▶ [GIVEN DATA]:
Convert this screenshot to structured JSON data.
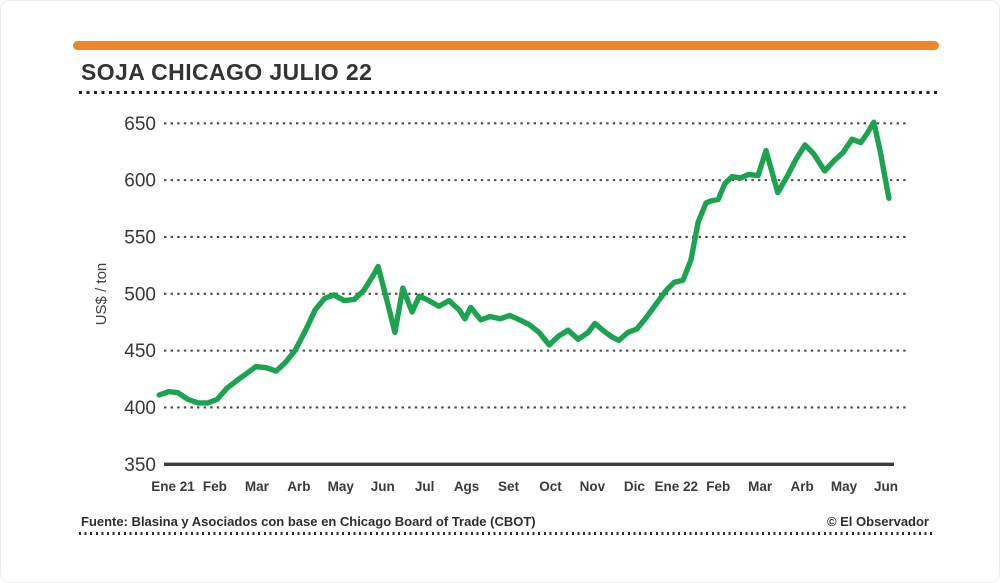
{
  "header": {
    "title": "SOJA CHICAGO JULIO 22"
  },
  "y_axis": {
    "label": "US$ / ton"
  },
  "footer": {
    "source": "Fuente: Blasina y Asociados con base en Chicago Board of Trade (CBOT)",
    "credit": "© El Observador"
  },
  "colors": {
    "accent_bar": "#f0862a",
    "line": "#1ba34f",
    "text": "#3a3a3a",
    "grid_dots": "#4b4b4b",
    "baseline": "#3c3c3c"
  },
  "chart_data": {
    "type": "line",
    "title": "SOJA CHICAGO JULIO 22",
    "xlabel": "",
    "ylabel": "US$ / ton",
    "ylim": [
      350,
      650
    ],
    "yticks": [
      350,
      400,
      450,
      500,
      550,
      600,
      650
    ],
    "grid": "horizontal dotted, solid baseline at 350",
    "legend": "none",
    "categories": [
      "Ene 21",
      "Feb",
      "Mar",
      "Arb",
      "May",
      "Jun",
      "Jul",
      "Ags",
      "Set",
      "Oct",
      "Nov",
      "Dic",
      "Ene 22",
      "Feb",
      "Mar",
      "Arb",
      "May",
      "Jun"
    ],
    "series": [
      {
        "name": "Soja Chicago Julio 22",
        "color": "#1ba34f",
        "x_unit": "month index along category axis (0 = Ene 21 tick)",
        "points": [
          [
            -0.33,
            411
          ],
          [
            -0.1,
            414
          ],
          [
            0.12,
            413
          ],
          [
            0.36,
            407
          ],
          [
            0.6,
            404
          ],
          [
            0.83,
            404
          ],
          [
            1.05,
            407
          ],
          [
            1.29,
            417
          ],
          [
            1.53,
            424
          ],
          [
            1.76,
            430
          ],
          [
            1.98,
            436
          ],
          [
            2.22,
            435
          ],
          [
            2.46,
            432
          ],
          [
            2.69,
            440
          ],
          [
            2.91,
            450
          ],
          [
            3.15,
            467
          ],
          [
            3.39,
            486
          ],
          [
            3.62,
            496
          ],
          [
            3.84,
            499
          ],
          [
            4.08,
            494
          ],
          [
            4.32,
            495
          ],
          [
            4.55,
            503
          ],
          [
            4.77,
            516
          ],
          [
            4.89,
            524
          ],
          [
            5.08,
            497
          ],
          [
            5.29,
            466
          ],
          [
            5.48,
            505
          ],
          [
            5.7,
            484
          ],
          [
            5.87,
            498
          ],
          [
            6.1,
            494
          ],
          [
            6.34,
            489
          ],
          [
            6.58,
            494
          ],
          [
            6.82,
            486
          ],
          [
            6.96,
            478
          ],
          [
            7.1,
            488
          ],
          [
            7.34,
            477
          ],
          [
            7.56,
            480
          ],
          [
            7.8,
            478
          ],
          [
            8.03,
            481
          ],
          [
            8.27,
            477
          ],
          [
            8.49,
            473
          ],
          [
            8.73,
            466
          ],
          [
            8.97,
            455
          ],
          [
            9.2,
            463
          ],
          [
            9.42,
            468
          ],
          [
            9.66,
            460
          ],
          [
            9.9,
            466
          ],
          [
            10.06,
            474
          ],
          [
            10.28,
            467
          ],
          [
            10.47,
            462
          ],
          [
            10.63,
            459
          ],
          [
            10.85,
            466
          ],
          [
            11.06,
            469
          ],
          [
            11.28,
            479
          ],
          [
            11.52,
            491
          ],
          [
            11.76,
            503
          ],
          [
            11.95,
            510
          ],
          [
            12.16,
            512
          ],
          [
            12.35,
            530
          ],
          [
            12.52,
            563
          ],
          [
            12.71,
            580
          ],
          [
            12.85,
            582
          ],
          [
            13.0,
            583
          ],
          [
            13.16,
            597
          ],
          [
            13.33,
            603
          ],
          [
            13.54,
            602
          ],
          [
            13.73,
            605
          ],
          [
            13.95,
            604
          ],
          [
            14.14,
            626
          ],
          [
            14.42,
            589
          ],
          [
            14.64,
            603
          ],
          [
            14.85,
            618
          ],
          [
            15.07,
            631
          ],
          [
            15.28,
            623
          ],
          [
            15.54,
            608
          ],
          [
            15.76,
            617
          ],
          [
            15.97,
            624
          ],
          [
            16.19,
            636
          ],
          [
            16.4,
            633
          ],
          [
            16.55,
            641
          ],
          [
            16.71,
            651
          ],
          [
            16.86,
            626
          ],
          [
            16.98,
            602
          ],
          [
            17.07,
            584
          ]
        ]
      }
    ]
  }
}
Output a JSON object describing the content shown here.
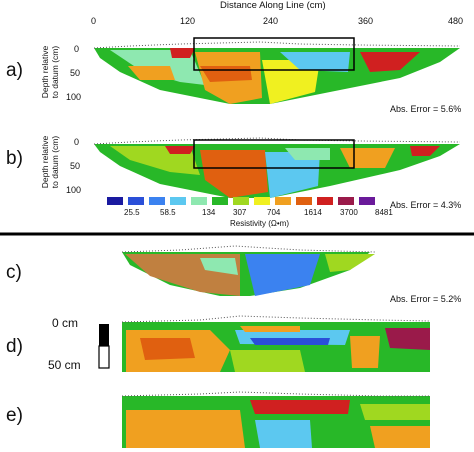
{
  "figure": {
    "x_axis_title": "Distance Along Line (cm)",
    "x_ticks": [
      "0",
      "120",
      "240",
      "360",
      "480"
    ],
    "y_axis_title_line1": "Depth relative",
    "y_axis_title_line2": "to datum (cm)",
    "y_ticks": [
      "0",
      "50",
      "100"
    ],
    "panels": [
      {
        "label": "a)",
        "error": "Abs. Error = 5.6%"
      },
      {
        "label": "b)",
        "error": "Abs. Error = 4.3%"
      },
      {
        "label": "c)",
        "error": "Abs. Error = 5.2%"
      },
      {
        "label": "d)",
        "error": ""
      },
      {
        "label": "e)",
        "error": ""
      }
    ],
    "colorbar": {
      "title": "Resistivity (Ω•m)",
      "tick_labels": [
        "25.5",
        "58.5",
        "134",
        "307",
        "704",
        "1614",
        "3700",
        "8481"
      ],
      "colors": [
        "#1a1aa0",
        "#2a4fd8",
        "#3b82f0",
        "#5cc8f0",
        "#8ee8b0",
        "#28b828",
        "#a0d820",
        "#f0f020",
        "#f0a020",
        "#e06010",
        "#d02020",
        "#9a1a4a",
        "#6a1a9a"
      ]
    },
    "scale_bar": {
      "top_label": "0 cm",
      "bottom_label": "50 cm"
    }
  }
}
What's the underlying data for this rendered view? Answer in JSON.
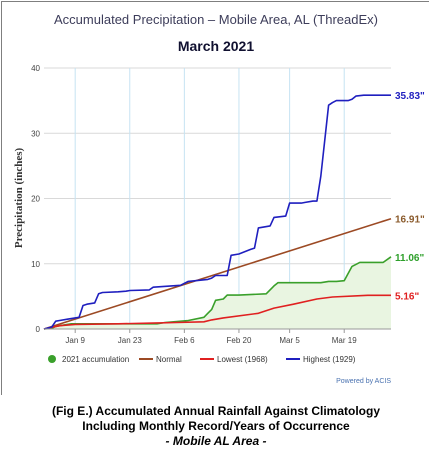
{
  "caption": {
    "line1": "(Fig E.) Accumulated Annual Rainfall  Against  Climatology",
    "line2": "Including  Monthly Record/Years of Occurrence",
    "line3": "- Mobile AL Area -"
  },
  "chart_data": {
    "type": "line",
    "title": "Accumulated Precipitation – Mobile Area, AL (ThreadEx)",
    "subtitle": "March 2021",
    "xlabel": "",
    "ylabel": "Precipitation (inches)",
    "ylim": [
      0,
      40
    ],
    "yticks": [
      0,
      10,
      20,
      30,
      40
    ],
    "xlim": [
      1,
      90
    ],
    "x_unit": "day of year",
    "xticks": [
      {
        "day": 9,
        "label": "Jan 9"
      },
      {
        "day": 23,
        "label": "Jan 23"
      },
      {
        "day": 37,
        "label": "Feb 6"
      },
      {
        "day": 51,
        "label": "Feb 20"
      },
      {
        "day": 64,
        "label": "Mar 5"
      },
      {
        "day": 78,
        "label": "Mar 19"
      }
    ],
    "grid": true,
    "legend_position": "bottom",
    "credit": "Powered by ACIS",
    "series": [
      {
        "name": "2021 accumulation",
        "color": "#3aa02b",
        "fill": "#e9f5e1",
        "end_label": "11.06\"",
        "x": [
          1,
          3,
          4,
          6,
          8,
          10,
          30,
          32,
          38,
          42,
          43,
          44,
          45,
          47,
          48,
          51,
          58,
          60,
          61,
          72,
          74,
          76,
          78,
          80,
          82,
          88,
          90
        ],
        "values": [
          0.0,
          0.1,
          0.4,
          0.6,
          0.8,
          0.8,
          0.8,
          1.0,
          1.3,
          1.8,
          2.4,
          3.0,
          4.4,
          4.6,
          5.2,
          5.2,
          5.4,
          6.6,
          7.1,
          7.1,
          7.3,
          7.3,
          7.4,
          9.6,
          10.2,
          10.2,
          11.06
        ]
      },
      {
        "name": "Normal",
        "color": "#9c4a24",
        "end_label": "16.91\"",
        "x": [
          1,
          90
        ],
        "values": [
          0.0,
          16.91
        ]
      },
      {
        "name": "Lowest (1968)",
        "color": "#e02020",
        "end_label": "5.16\"",
        "x": [
          1,
          5,
          9,
          20,
          29,
          35,
          42,
          44,
          47,
          56,
          60,
          65,
          71,
          75,
          84,
          90
        ],
        "values": [
          0.0,
          0.5,
          0.7,
          0.8,
          0.9,
          1.0,
          1.1,
          1.4,
          1.7,
          2.4,
          3.2,
          3.8,
          4.6,
          4.9,
          5.16,
          5.16
        ]
      },
      {
        "name": "Highest (1929)",
        "color": "#1f1fbf",
        "end_label": "35.83\"",
        "x": [
          1,
          3,
          4,
          5,
          7,
          10,
          11,
          12,
          14,
          15,
          16,
          20,
          22,
          23,
          28,
          29,
          36,
          37,
          38,
          43,
          44,
          45,
          48,
          49,
          51,
          54,
          55,
          56,
          59,
          60,
          63,
          64,
          67,
          68,
          70,
          71,
          72,
          74,
          75,
          76,
          79,
          80,
          81,
          83,
          86,
          90
        ],
        "values": [
          0.0,
          0.3,
          1.2,
          1.3,
          1.5,
          1.8,
          3.6,
          3.8,
          4.0,
          5.4,
          5.6,
          5.7,
          5.8,
          5.9,
          6.0,
          6.4,
          6.7,
          7.0,
          7.3,
          7.6,
          7.8,
          8.2,
          8.2,
          11.3,
          11.5,
          12.2,
          12.4,
          15.5,
          15.8,
          17.1,
          17.3,
          19.3,
          19.3,
          19.4,
          19.6,
          19.6,
          23.4,
          34.3,
          34.7,
          35.0,
          35.0,
          35.2,
          35.7,
          35.83,
          35.83,
          35.83
        ]
      }
    ]
  }
}
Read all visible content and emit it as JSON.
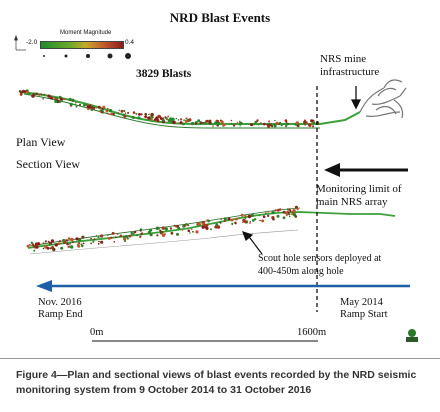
{
  "title": "NRD Blast Events",
  "legend": {
    "title": "Moment Magnitude",
    "min": "-2.0",
    "max": "0.4"
  },
  "blast_count": "3829 Blasts",
  "labels": {
    "mine_infrastructure": [
      "NRS mine",
      "infrastructure"
    ],
    "plan_view": "Plan View",
    "section_view": "Section View",
    "monitoring_limit": [
      "Monitoring limit of",
      "main NRS array"
    ],
    "scout_sensors": [
      "Scout hole sensors deployed at",
      "400-450m along hole"
    ]
  },
  "timeline": {
    "end_date": "Nov. 2016",
    "end_label": "Ramp End",
    "start_date": "May 2014",
    "start_label": "Ramp Start",
    "color": "#1f5fa8"
  },
  "scale": {
    "start": "0m",
    "end": "1600m"
  },
  "caption": "Figure 4—Plan and sectional views of blast events recorded by the NRD seismic monitoring system from 9 October 2014 to 31 October 2016",
  "colors": {
    "low_magnitude": "#1f8a2a",
    "high_magnitude": "#8b1a1a",
    "ramp_line": "#3aa13a"
  }
}
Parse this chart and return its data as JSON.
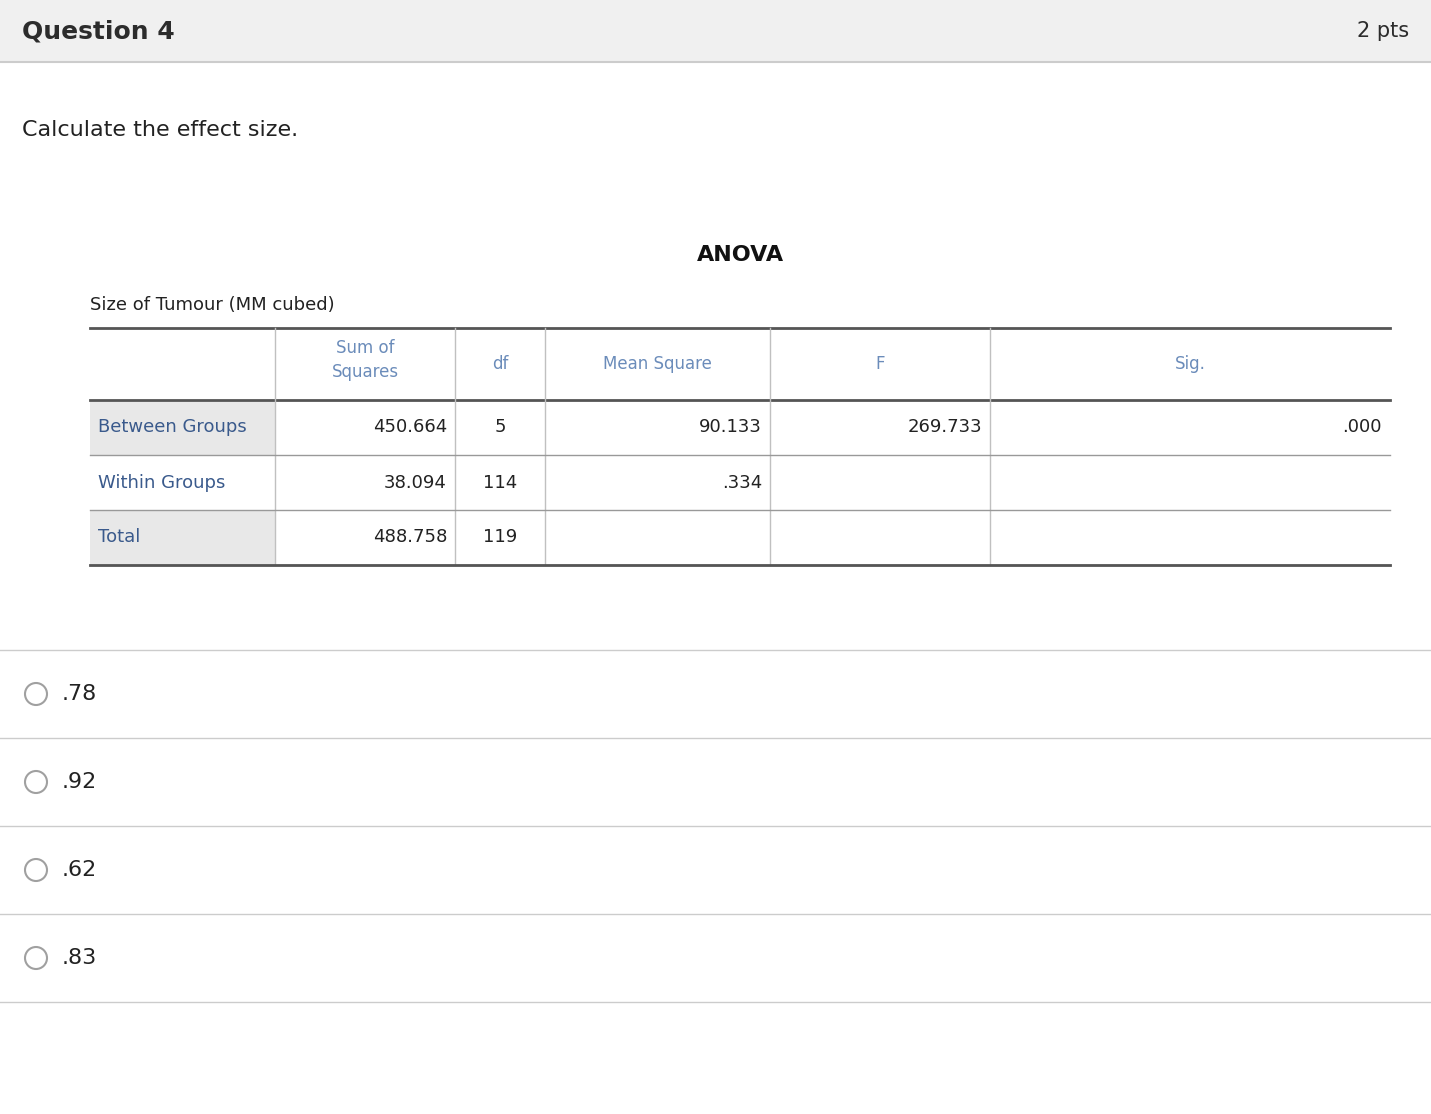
{
  "title": "Question 4",
  "pts": "2 pts",
  "question_text": "Calculate the effect size.",
  "table_title": "ANOVA",
  "table_subtitle": "Size of Tumour (MM cubed)",
  "bg_color": "#ffffff",
  "header_bg": "#f0f0f0",
  "header_text_color": "#6b8cba",
  "row_label_color": "#3a5a8c",
  "row_labels": [
    "Between Groups",
    "Within Groups",
    "Total"
  ],
  "row_label_bg": [
    "#e8e8e8",
    "#ffffff",
    "#e8e8e8"
  ],
  "table_data": [
    [
      "450.664",
      "5",
      "90.133",
      "269.733",
      ".000"
    ],
    [
      "38.094",
      "114",
      ".334",
      "",
      ""
    ],
    [
      "488.758",
      "119",
      "",
      "",
      ""
    ]
  ],
  "options": [
    ".78",
    ".92",
    ".62",
    ".83"
  ],
  "divider_color": "#cccccc",
  "table_line_color": "#999999",
  "table_thick_color": "#555555",
  "question_title_color": "#2c2c2c",
  "question_title_bg": "#f0f0f0"
}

▶ [YOUR TASK]: List each line of the records that holds the string "name".

▶ [REPLY]:
        "name": "Soja Chicago Julio 22",
        "name": "2021 accumulation",
        "name": "Normal",
        "name": "Lowest (1968)",
        "name": "Highest (1929)",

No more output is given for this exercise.